Records shown »
.....

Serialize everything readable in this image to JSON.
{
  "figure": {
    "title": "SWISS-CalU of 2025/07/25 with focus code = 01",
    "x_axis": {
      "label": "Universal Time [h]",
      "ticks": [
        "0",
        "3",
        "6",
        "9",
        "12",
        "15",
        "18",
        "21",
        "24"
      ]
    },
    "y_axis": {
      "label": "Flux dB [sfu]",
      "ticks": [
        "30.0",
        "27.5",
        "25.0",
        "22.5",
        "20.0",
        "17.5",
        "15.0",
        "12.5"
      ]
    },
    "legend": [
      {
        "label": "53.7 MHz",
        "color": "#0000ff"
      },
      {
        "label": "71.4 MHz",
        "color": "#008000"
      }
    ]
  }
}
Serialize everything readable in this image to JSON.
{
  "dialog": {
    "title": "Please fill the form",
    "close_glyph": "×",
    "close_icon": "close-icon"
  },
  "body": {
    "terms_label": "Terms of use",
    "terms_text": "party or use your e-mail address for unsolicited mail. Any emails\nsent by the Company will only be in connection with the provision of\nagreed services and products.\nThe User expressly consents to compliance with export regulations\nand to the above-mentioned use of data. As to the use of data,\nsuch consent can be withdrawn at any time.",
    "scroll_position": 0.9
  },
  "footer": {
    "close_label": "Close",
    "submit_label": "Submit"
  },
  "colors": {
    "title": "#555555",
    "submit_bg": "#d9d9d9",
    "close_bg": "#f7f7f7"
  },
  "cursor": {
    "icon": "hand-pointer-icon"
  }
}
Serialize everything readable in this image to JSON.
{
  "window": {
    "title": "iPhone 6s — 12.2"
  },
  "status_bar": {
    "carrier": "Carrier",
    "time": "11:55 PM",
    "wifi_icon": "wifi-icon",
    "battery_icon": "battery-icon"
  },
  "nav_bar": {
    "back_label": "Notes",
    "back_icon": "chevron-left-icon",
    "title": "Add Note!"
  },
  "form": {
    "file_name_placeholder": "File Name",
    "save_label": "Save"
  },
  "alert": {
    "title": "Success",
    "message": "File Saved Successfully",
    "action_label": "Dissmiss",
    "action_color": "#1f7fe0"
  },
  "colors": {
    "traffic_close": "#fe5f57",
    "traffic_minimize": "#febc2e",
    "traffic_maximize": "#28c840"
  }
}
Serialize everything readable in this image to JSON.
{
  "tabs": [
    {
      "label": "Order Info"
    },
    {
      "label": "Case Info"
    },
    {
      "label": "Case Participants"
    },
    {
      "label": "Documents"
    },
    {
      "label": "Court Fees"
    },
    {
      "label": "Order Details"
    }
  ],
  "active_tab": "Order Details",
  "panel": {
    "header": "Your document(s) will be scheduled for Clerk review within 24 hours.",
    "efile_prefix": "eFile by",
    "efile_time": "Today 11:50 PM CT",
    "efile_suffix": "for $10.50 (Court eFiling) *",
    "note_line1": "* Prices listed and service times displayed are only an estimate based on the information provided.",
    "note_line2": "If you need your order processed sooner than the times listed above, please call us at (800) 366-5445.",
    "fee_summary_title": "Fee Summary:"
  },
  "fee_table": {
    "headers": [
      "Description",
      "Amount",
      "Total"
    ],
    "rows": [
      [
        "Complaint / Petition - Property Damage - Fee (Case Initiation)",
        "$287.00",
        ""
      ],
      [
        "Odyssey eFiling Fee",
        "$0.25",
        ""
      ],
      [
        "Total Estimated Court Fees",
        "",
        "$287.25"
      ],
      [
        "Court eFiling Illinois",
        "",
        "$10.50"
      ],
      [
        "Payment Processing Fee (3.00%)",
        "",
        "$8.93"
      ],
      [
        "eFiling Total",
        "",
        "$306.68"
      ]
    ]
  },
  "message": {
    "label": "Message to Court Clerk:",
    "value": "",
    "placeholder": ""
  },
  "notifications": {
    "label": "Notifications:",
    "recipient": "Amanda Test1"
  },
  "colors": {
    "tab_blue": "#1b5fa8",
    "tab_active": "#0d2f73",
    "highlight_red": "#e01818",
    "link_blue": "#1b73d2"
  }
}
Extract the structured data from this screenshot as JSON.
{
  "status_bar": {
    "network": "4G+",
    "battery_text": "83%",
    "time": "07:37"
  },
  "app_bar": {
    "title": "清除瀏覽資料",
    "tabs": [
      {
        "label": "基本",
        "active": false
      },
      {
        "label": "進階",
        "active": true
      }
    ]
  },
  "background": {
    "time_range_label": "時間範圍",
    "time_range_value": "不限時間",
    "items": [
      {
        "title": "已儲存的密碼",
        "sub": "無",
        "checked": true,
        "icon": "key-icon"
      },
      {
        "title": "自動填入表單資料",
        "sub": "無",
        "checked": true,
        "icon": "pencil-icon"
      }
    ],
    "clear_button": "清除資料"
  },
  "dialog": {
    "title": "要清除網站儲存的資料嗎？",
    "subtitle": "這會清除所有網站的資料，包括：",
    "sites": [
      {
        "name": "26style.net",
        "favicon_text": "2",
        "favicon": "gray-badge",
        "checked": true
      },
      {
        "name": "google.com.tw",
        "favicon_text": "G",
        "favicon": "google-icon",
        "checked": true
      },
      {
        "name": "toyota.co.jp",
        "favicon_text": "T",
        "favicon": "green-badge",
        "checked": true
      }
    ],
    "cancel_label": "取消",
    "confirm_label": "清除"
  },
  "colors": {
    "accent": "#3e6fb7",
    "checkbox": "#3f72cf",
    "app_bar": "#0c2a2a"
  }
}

.....

Task requirements »
Your task is to repeat every line exactly.

Output »
Serialize everything readable in this image to JSON.
{
  "figure": {
    "title": "SWISS-CalU of 2025/07/25 with focus code = 01",
    "x_axis": {
      "label": "Universal Time [h]",
      "ticks": [
        "0",
        "3",
        "6",
        "9",
        "12",
        "15",
        "18",
        "21",
        "24"
      ]
    },
    "y_axis": {
      "label": "Flux dB [sfu]",
      "ticks": [
        "30.0",
        "27.5",
        "25.0",
        "22.5",
        "20.0",
        "17.5",
        "15.0",
        "12.5"
      ]
    },
    "legend": [
      {
        "label": "53.7 MHz",
        "color": "#0000ff"
      },
      {
        "label": "71.4 MHz",
        "color": "#008000"
      }
    ]
  }
}
Serialize everything readable in this image to JSON.
{
  "dialog": {
    "title": "Please fill the form",
    "close_glyph": "×",
    "close_icon": "close-icon"
  },
  "body": {
    "terms_label": "Terms of use",
    "terms_text": "party or use your e-mail address for unsolicited mail. Any emails\nsent by the Company will only be in connection with the provision of\nagreed services and products.\nThe User expressly consents to compliance with export regulations\nand to the above-mentioned use of data. As to the use of data,\nsuch consent can be withdrawn at any time.",
    "scroll_position": 0.9
  },
  "footer": {
    "close_label": "Close",
    "submit_label": "Submit"
  },
  "colors": {
    "title": "#555555",
    "submit_bg": "#d9d9d9",
    "close_bg": "#f7f7f7"
  },
  "cursor": {
    "icon": "hand-pointer-icon"
  }
}
Serialize everything readable in this image to JSON.
{
  "window": {
    "title": "iPhone 6s — 12.2"
  },
  "status_bar": {
    "carrier": "Carrier",
    "time": "11:55 PM",
    "wifi_icon": "wifi-icon",
    "battery_icon": "battery-icon"
  },
  "nav_bar": {
    "back_label": "Notes",
    "back_icon": "chevron-left-icon",
    "title": "Add Note!"
  },
  "form": {
    "file_name_placeholder": "File Name",
    "save_label": "Save"
  },
  "alert": {
    "title": "Success",
    "message": "File Saved Successfully",
    "action_label": "Dissmiss",
    "action_color": "#1f7fe0"
  },
  "colors": {
    "traffic_close": "#fe5f57",
    "traffic_minimize": "#febc2e",
    "traffic_maximize": "#28c840"
  }
}
Serialize everything readable in this image to JSON.
{
  "tabs": [
    {
      "label": "Order Info"
    },
    {
      "label": "Case Info"
    },
    {
      "label": "Case Participants"
    },
    {
      "label": "Documents"
    },
    {
      "label": "Court Fees"
    },
    {
      "label": "Order Details"
    }
  ],
  "active_tab": "Order Details",
  "panel": {
    "header": "Your document(s) will be scheduled for Clerk review within 24 hours.",
    "efile_prefix": "eFile by",
    "efile_time": "Today 11:50 PM CT",
    "efile_suffix": "for $10.50 (Court eFiling) *",
    "note_line1": "* Prices listed and service times displayed are only an estimate based on the information provided.",
    "note_line2": "If you need your order processed sooner than the times listed above, please call us at (800) 366-5445.",
    "fee_summary_title": "Fee Summary:"
  },
  "fee_table": {
    "headers": [
      "Description",
      "Amount",
      "Total"
    ],
    "rows": [
      [
        "Complaint / Petition - Property Damage - Fee (Case Initiation)",
        "$287.00",
        ""
      ],
      [
        "Odyssey eFiling Fee",
        "$0.25",
        ""
      ],
      [
        "Total Estimated Court Fees",
        "",
        "$287.25"
      ],
      [
        "Court eFiling Illinois",
        "",
        "$10.50"
      ],
      [
        "Payment Processing Fee (3.00%)",
        "",
        "$8.93"
      ],
      [
        "eFiling Total",
        "",
        "$306.68"
      ]
    ]
  },
  "message": {
    "label": "Message to Court Clerk:",
    "value": "",
    "placeholder": ""
  },
  "notifications": {
    "label": "Notifications:",
    "recipient": "Amanda Test1"
  },
  "colors": {
    "tab_blue": "#1b5fa8",
    "tab_active": "#0d2f73",
    "highlight_red": "#e01818",
    "link_blue": "#1b73d2"
  }
}
Extract the structured data from this screenshot as JSON.
{
  "status_bar": {
    "network": "4G+",
    "battery_text": "83%",
    "time": "07:37"
  },
  "app_bar": {
    "title": "清除瀏覽資料",
    "tabs": [
      {
        "label": "基本",
        "active": false
      },
      {
        "label": "進階",
        "active": true
      }
    ]
  },
  "background": {
    "time_range_label": "時間範圍",
    "time_range_value": "不限時間",
    "items": [
      {
        "title": "已儲存的密碼",
        "sub": "無",
        "checked": true,
        "icon": "key-icon"
      },
      {
        "title": "自動填入表單資料",
        "sub": "無",
        "checked": true,
        "icon": "pencil-icon"
      }
    ],
    "clear_button": "清除資料"
  },
  "dialog": {
    "title": "要清除網站儲存的資料嗎？",
    "subtitle": "這會清除所有網站的資料，包括：",
    "sites": [
      {
        "name": "26style.net",
        "favicon_text": "2",
        "favicon": "gray-badge",
        "checked": true
      },
      {
        "name": "google.com.tw",
        "favicon_text": "G",
        "favicon": "google-icon",
        "checked": true
      },
      {
        "name": "toyota.co.jp",
        "favicon_text": "T",
        "favicon": "green-badge",
        "checked": true
      }
    ],
    "cancel_label": "取消",
    "confirm_label": "清除"
  },
  "colors": {
    "accent": "#3e6fb7",
    "checkbox": "#3f72cf",
    "app_bar": "#0c2a2a"
  }
}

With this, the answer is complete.